## Extracted data

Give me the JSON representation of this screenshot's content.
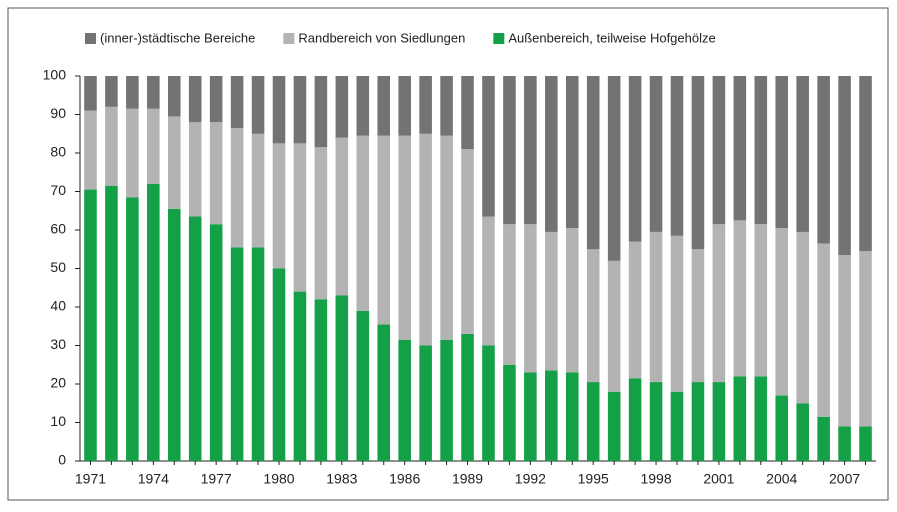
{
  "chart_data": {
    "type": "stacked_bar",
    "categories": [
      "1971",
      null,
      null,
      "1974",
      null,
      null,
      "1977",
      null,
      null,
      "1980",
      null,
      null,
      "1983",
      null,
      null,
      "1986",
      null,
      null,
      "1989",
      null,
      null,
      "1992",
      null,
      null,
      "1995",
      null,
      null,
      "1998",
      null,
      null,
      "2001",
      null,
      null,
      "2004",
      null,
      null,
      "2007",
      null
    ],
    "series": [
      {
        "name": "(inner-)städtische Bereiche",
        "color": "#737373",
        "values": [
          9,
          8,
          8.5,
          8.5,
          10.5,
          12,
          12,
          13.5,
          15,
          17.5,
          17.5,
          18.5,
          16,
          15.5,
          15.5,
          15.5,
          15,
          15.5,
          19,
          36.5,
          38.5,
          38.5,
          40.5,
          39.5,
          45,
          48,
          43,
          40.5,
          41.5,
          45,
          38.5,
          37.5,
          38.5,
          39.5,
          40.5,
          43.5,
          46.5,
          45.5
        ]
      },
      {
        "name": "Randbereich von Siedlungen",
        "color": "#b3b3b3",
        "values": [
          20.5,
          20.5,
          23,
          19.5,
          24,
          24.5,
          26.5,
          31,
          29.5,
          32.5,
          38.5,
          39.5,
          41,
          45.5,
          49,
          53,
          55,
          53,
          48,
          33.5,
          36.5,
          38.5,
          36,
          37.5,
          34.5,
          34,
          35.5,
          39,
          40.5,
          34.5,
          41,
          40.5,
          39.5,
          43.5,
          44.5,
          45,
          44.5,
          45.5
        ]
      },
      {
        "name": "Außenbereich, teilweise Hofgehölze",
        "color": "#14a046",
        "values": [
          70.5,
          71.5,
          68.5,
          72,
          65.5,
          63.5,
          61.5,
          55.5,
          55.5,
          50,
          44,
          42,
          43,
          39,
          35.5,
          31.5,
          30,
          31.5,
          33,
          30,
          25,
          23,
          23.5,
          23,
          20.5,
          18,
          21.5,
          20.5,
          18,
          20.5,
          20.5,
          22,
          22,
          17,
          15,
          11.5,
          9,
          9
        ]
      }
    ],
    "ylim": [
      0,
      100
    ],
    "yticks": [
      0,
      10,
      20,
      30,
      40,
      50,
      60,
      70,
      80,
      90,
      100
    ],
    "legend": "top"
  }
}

## What to produce
Lines containing the word "color" are to be counted in the listing; state their number alone.

## In response
3